_What the exercise asks:_
Report every line in the listing below where the string "wybór" shows up.

_Stored items:_
◇ ◇ ◇ ◇ ◇ ◇ ◇

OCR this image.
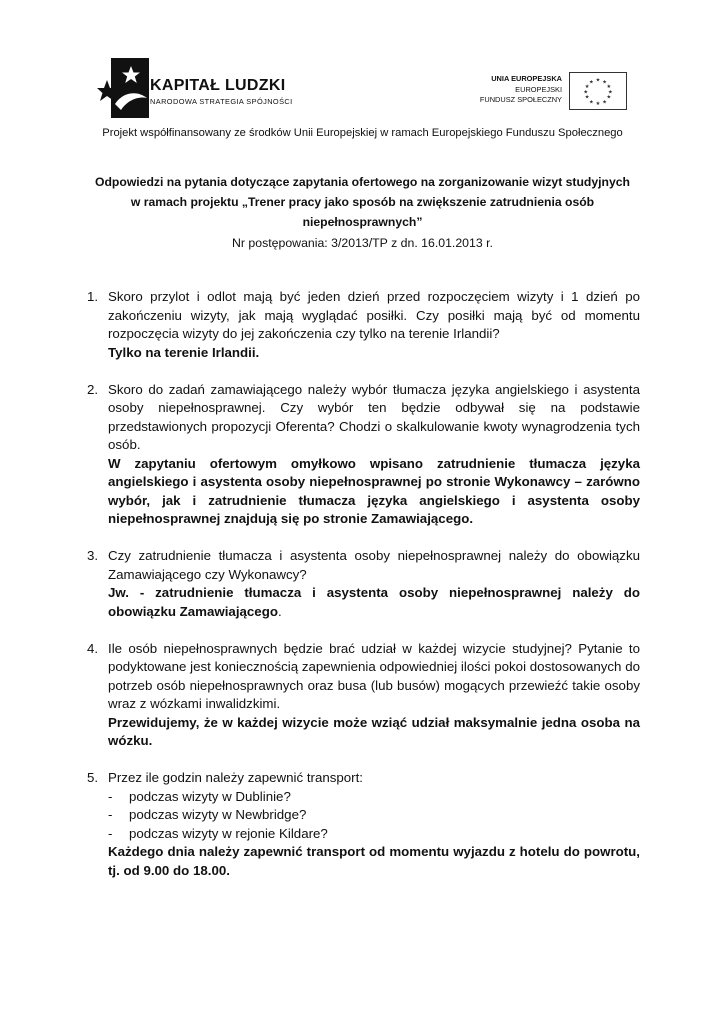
KAPITAŁ LUDZKI
NARODOWA STRATEGIA SPÓJNOŚCI
UNIA EUROPEJSKA
EUROPEJSKI
FUNDUSZ SPOŁECZNY
★ ★
★
★
★
★
★
★
★
★
★
★
Projekt współfinansowany ze środków Unii Europejskiej w ramach Europejskiego Funduszu Społecznego
Odpowiedzi na pytania dotyczące zapytania ofertowego na zorganizowanie wizyt studyjnych
w ramach projektu „Trener pracy jako sposób na zwiększenie zatrudnienia osób
niepełnosprawnych”
Nr postępowania: 3/2013/TP z dn. 16.01.2013 r.
1. Skoro przylot i odlot mają być jeden dzień przed rozpoczęciem wizyty i 1 dzień po zakończeniu wizyty, jak mają wyglądać posiłki. Czy posiłki mają być od momentu rozpoczęcia wizyty do jej zakończenia czy tylko na terenie Irlandii?
Tylko na terenie Irlandii.
2. Skoro do zadań zamawiającego należy wybór tłumacza języka angielskiego i asystenta osoby niepełnosprawnej. Czy wybór ten będzie odbywał się na podstawie przedstawionych propozycji Oferenta? Chodzi o skalkulowanie kwoty wynagrodzenia tych osób.
W zapytaniu ofertowym omyłkowo wpisano zatrudnienie tłumacza języka angielskiego i asystenta osoby niepełnosprawnej po stronie Wykonawcy – zarówno wybór, jak i zatrudnienie tłumacza języka angielskiego i asystenta osoby niepełnosprawnej znajdują się po stronie Zamawiającego.
3. Czy zatrudnienie tłumacza i asystenta osoby niepełnosprawnej należy do obowiązku Zamawiającego czy Wykonawcy?
Jw. - zatrudnienie tłumacza i asystenta osoby niepełnosprawnej należy do obowiązku Zamawiającego.
4. Ile osób niepełnosprawnych będzie brać udział w każdej wizycie studyjnej? Pytanie to podyktowane jest koniecznością zapewnienia odpowiedniej ilości pokoi dostosowanych do potrzeb osób niepełnosprawnych oraz busa (lub busów) mogących przewieźć takie osoby wraz z wózkami inwalidzkimi.
Przewidujemy, że w każdej wizycie może wziąć udział maksymalnie jedna osoba na wózku.
5. Przez ile godzin należy zapewnić transport:
- podczas wizyty w Dublinie?
- podczas wizyty w Newbridge?
- podczas wizyty w rejonie Kildare?
Każdego dnia należy zapewnić transport od momentu wyjazdu z hotelu do powrotu, tj. od 9.00 do 18.00.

◇ ◇ ◇ ◇ ◇ ◇ ◇

_Task solution:_
2. Skoro do zadań zamawiającego należy wybór tłumacza języka angielskiego i asystenta osoby niepełnosprawnej. Czy wybór ten będzie odbywał się na podstawie przedstawionych propozycji Oferenta? Chodzi o skalkulowanie kwoty wynagrodzenia tych osób.
W zapytaniu ofertowym omyłkowo wpisano zatrudnienie tłumacza języka angielskiego i asystenta osoby niepełnosprawnej po stronie Wykonawcy – zarówno wybór, jak i zatrudnienie tłumacza języka angielskiego i asystenta osoby niepełnosprawnej znajdują się po stronie Zamawiającego.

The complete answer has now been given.